# What you need to do
Copy out all the data, word for word.

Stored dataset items
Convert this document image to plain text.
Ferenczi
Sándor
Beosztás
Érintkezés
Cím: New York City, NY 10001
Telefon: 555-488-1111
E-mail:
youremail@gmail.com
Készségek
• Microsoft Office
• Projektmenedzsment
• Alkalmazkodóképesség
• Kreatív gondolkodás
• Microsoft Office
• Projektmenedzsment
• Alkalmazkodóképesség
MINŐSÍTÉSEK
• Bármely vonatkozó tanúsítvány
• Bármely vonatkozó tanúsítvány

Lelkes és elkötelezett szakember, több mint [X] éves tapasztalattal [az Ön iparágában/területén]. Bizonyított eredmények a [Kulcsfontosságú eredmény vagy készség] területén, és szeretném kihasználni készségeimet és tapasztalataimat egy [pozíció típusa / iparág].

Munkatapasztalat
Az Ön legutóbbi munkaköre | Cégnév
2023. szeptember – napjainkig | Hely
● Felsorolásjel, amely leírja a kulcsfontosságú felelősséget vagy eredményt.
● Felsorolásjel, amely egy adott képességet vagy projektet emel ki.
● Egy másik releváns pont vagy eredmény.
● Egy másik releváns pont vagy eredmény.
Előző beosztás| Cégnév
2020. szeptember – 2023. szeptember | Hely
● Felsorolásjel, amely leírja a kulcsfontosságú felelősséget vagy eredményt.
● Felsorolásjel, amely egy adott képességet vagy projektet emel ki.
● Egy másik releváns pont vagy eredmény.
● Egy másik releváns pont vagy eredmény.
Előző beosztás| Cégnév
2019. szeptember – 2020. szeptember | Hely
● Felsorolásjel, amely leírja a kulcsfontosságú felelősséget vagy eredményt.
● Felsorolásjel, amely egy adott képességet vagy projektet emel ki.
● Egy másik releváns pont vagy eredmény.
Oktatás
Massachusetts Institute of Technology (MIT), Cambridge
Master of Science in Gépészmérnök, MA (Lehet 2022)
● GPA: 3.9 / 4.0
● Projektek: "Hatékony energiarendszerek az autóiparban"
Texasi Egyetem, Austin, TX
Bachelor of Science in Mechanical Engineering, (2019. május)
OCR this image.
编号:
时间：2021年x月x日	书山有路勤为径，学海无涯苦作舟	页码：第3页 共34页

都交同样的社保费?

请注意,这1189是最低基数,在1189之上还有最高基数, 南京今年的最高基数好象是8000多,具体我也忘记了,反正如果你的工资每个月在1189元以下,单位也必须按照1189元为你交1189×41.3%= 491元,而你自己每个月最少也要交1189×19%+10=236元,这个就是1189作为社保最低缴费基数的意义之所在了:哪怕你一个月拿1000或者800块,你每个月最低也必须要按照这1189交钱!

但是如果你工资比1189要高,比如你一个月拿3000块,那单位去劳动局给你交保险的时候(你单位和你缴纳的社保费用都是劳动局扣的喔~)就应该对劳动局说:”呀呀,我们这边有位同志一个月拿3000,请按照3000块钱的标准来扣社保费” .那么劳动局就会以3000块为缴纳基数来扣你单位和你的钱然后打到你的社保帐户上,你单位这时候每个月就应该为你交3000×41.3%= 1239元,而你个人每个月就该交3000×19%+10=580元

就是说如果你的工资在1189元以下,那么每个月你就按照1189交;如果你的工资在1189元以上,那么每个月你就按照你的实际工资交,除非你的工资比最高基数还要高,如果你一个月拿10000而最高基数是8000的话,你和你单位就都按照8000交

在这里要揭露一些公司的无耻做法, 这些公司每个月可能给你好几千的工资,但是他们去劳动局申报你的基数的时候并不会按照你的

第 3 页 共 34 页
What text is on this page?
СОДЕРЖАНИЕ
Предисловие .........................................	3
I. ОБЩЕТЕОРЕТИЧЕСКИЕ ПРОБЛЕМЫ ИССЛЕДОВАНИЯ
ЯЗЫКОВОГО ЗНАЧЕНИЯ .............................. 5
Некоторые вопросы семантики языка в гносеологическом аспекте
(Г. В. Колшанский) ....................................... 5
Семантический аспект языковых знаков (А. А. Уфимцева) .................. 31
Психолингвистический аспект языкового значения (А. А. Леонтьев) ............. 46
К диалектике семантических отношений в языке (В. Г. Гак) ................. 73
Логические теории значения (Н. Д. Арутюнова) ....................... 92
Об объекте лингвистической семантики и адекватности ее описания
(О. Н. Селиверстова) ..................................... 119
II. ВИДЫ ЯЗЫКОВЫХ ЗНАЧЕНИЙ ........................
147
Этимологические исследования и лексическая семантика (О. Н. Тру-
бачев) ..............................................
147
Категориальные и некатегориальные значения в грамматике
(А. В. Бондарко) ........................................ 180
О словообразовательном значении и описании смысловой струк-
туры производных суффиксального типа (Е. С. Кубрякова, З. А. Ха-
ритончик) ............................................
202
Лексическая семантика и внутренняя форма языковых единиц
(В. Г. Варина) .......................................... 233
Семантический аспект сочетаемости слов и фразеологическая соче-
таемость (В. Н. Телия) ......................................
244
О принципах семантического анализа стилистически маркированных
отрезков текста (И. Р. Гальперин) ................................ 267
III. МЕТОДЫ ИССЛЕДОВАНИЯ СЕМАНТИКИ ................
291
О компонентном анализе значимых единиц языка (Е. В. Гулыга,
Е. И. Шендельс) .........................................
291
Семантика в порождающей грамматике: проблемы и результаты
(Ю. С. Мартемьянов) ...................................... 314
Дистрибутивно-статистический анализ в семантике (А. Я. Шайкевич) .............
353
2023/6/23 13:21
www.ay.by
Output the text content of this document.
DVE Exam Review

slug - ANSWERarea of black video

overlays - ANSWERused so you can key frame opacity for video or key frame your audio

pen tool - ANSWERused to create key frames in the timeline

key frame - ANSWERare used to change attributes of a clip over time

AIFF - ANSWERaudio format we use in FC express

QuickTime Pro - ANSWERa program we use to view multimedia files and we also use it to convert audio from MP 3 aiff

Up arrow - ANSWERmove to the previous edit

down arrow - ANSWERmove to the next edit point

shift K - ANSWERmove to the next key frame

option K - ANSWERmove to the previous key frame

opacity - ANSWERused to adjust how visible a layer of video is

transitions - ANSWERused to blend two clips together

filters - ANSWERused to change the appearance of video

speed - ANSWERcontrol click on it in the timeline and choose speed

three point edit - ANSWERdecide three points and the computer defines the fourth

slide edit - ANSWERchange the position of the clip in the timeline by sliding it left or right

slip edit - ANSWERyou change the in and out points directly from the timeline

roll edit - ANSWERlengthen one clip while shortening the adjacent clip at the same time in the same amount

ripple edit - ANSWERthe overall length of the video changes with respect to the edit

# Complete response
Convert this document image to plain text.
Ferenczi
Sándor
Beosztás
Érintkezés
Cím: New York City, NY 10001
Telefon: 555-488-1111
E-mail:
youremail@gmail.com
Készségek
• Microsoft Office
• Projektmenedzsment
• Alkalmazkodóképesség
• Kreatív gondolkodás
• Microsoft Office
• Projektmenedzsment
• Alkalmazkodóképesség
MINŐSÍTÉSEK
• Bármely vonatkozó tanúsítvány
• Bármely vonatkozó tanúsítvány

Lelkes és elkötelezett szakember, több mint [X] éves tapasztalattal [az Ön iparágában/területén]. Bizonyított eredmények a [Kulcsfontosságú eredmény vagy készség] területén, és szeretném kihasználni készségeimet és tapasztalataimat egy [pozíció típusa / iparág].

Munkatapasztalat
Az Ön legutóbbi munkaköre | Cégnév
2023. szeptember – napjainkig | Hely
● Felsorolásjel, amely leírja a kulcsfontosságú felelősséget vagy eredményt.
● Felsorolásjel, amely egy adott képességet vagy projektet emel ki.
● Egy másik releváns pont vagy eredmény.
● Egy másik releváns pont vagy eredmény.
Előző beosztás| Cégnév
2020. szeptember – 2023. szeptember | Hely
● Felsorolásjel, amely leírja a kulcsfontosságú felelősséget vagy eredményt.
● Felsorolásjel, amely egy adott képességet vagy projektet emel ki.
● Egy másik releváns pont vagy eredmény.
● Egy másik releváns pont vagy eredmény.
Előző beosztás| Cégnév
2019. szeptember – 2020. szeptember | Hely
● Felsorolásjel, amely leírja a kulcsfontosságú felelősséget vagy eredményt.
● Felsorolásjel, amely egy adott képességet vagy projektet emel ki.
● Egy másik releváns pont vagy eredmény.
Oktatás
Massachusetts Institute of Technology (MIT), Cambridge
Master of Science in Gépészmérnök, MA (Lehet 2022)
● GPA: 3.9 / 4.0
● Projektek: "Hatékony energiarendszerek az autóiparban"
Texasi Egyetem, Austin, TX
Bachelor of Science in Mechanical Engineering, (2019. május)
OCR this image.
编号:
时间：2021年x月x日	书山有路勤为径，学海无涯苦作舟	页码：第3页 共34页

都交同样的社保费?

请注意,这1189是最低基数,在1189之上还有最高基数, 南京今年的最高基数好象是8000多,具体我也忘记了,反正如果你的工资每个月在1189元以下,单位也必须按照1189元为你交1189×41.3%= 491元,而你自己每个月最少也要交1189×19%+10=236元,这个就是1189作为社保最低缴费基数的意义之所在了:哪怕你一个月拿1000或者800块,你每个月最低也必须要按照这1189交钱!

但是如果你工资比1189要高,比如你一个月拿3000块,那单位去劳动局给你交保险的时候(你单位和你缴纳的社保费用都是劳动局扣的喔~)就应该对劳动局说:”呀呀,我们这边有位同志一个月拿3000,请按照3000块钱的标准来扣社保费” .那么劳动局就会以3000块为缴纳基数来扣你单位和你的钱然后打到你的社保帐户上,你单位这时候每个月就应该为你交3000×41.3%= 1239元,而你个人每个月就该交3000×19%+10=580元

就是说如果你的工资在1189元以下,那么每个月你就按照1189交;如果你的工资在1189元以上,那么每个月你就按照你的实际工资交,除非你的工资比最高基数还要高,如果你一个月拿10000而最高基数是8000的话,你和你单位就都按照8000交

在这里要揭露一些公司的无耻做法, 这些公司每个月可能给你好几千的工资,但是他们去劳动局申报你的基数的时候并不会按照你的

第 3 页 共 34 页
What text is on this page?
СОДЕРЖАНИЕ
Предисловие .........................................	3
I. ОБЩЕТЕОРЕТИЧЕСКИЕ ПРОБЛЕМЫ ИССЛЕДОВАНИЯ
ЯЗЫКОВОГО ЗНАЧЕНИЯ .............................. 5
Некоторые вопросы семантики языка в гносеологическом аспекте
(Г. В. Колшанский) ....................................... 5
Семантический аспект языковых знаков (А. А. Уфимцева) .................. 31
Психолингвистический аспект языкового значения (А. А. Леонтьев) ............. 46
К диалектике семантических отношений в языке (В. Г. Гак) ................. 73
Логические теории значения (Н. Д. Арутюнова) ....................... 92
Об объекте лингвистической семантики и адекватности ее описания
(О. Н. Селиверстова) ..................................... 119
II. ВИДЫ ЯЗЫКОВЫХ ЗНАЧЕНИЙ ........................
147
Этимологические исследования и лексическая семантика (О. Н. Тру-
бачев) ..............................................
147
Категориальные и некатегориальные значения в грамматике
(А. В. Бондарко) ........................................ 180
О словообразовательном значении и описании смысловой струк-
туры производных суффиксального типа (Е. С. Кубрякова, З. А. Ха-
ритончик) ............................................
202
Лексическая семантика и внутренняя форма языковых единиц
(В. Г. Варина) .......................................... 233
Семантический аспект сочетаемости слов и фразеологическая соче-
таемость (В. Н. Телия) ......................................
244
О принципах семантического анализа стилистически маркированных
отрезков текста (И. Р. Гальперин) ................................ 267
III. МЕТОДЫ ИССЛЕДОВАНИЯ СЕМАНТИКИ ................
291
О компонентном анализе значимых единиц языка (Е. В. Гулыга,
Е. И. Шендельс) .........................................
291
Семантика в порождающей грамматике: проблемы и результаты
(Ю. С. Мартемьянов) ...................................... 314
Дистрибутивно-статистический анализ в семантике (А. Я. Шайкевич) .............
353
2023/6/23 13:21
www.ay.by
Output the text content of this document.
DVE Exam Review

slug - ANSWERarea of black video

overlays - ANSWERused so you can key frame opacity for video or key frame your audio

pen tool - ANSWERused to create key frames in the timeline

key frame - ANSWERare used to change attributes of a clip over time

AIFF - ANSWERaudio format we use in FC express

QuickTime Pro - ANSWERa program we use to view multimedia files and we also use it to convert audio from MP 3 aiff

Up arrow - ANSWERmove to the previous edit

down arrow - ANSWERmove to the next edit point

shift K - ANSWERmove to the next key frame

option K - ANSWERmove to the previous key frame

opacity - ANSWERused to adjust how visible a layer of video is

transitions - ANSWERused to blend two clips together

filters - ANSWERused to change the appearance of video

speed - ANSWERcontrol click on it in the timeline and choose speed

three point edit - ANSWERdecide three points and the computer defines the fourth

slide edit - ANSWERchange the position of the clip in the timeline by sliding it left or right

slip edit - ANSWERyou change the in and out points directly from the timeline

roll edit - ANSWERlengthen one clip while shortening the adjacent clip at the same time in the same amount

ripple edit - ANSWERthe overall length of the video changes with respect to the edit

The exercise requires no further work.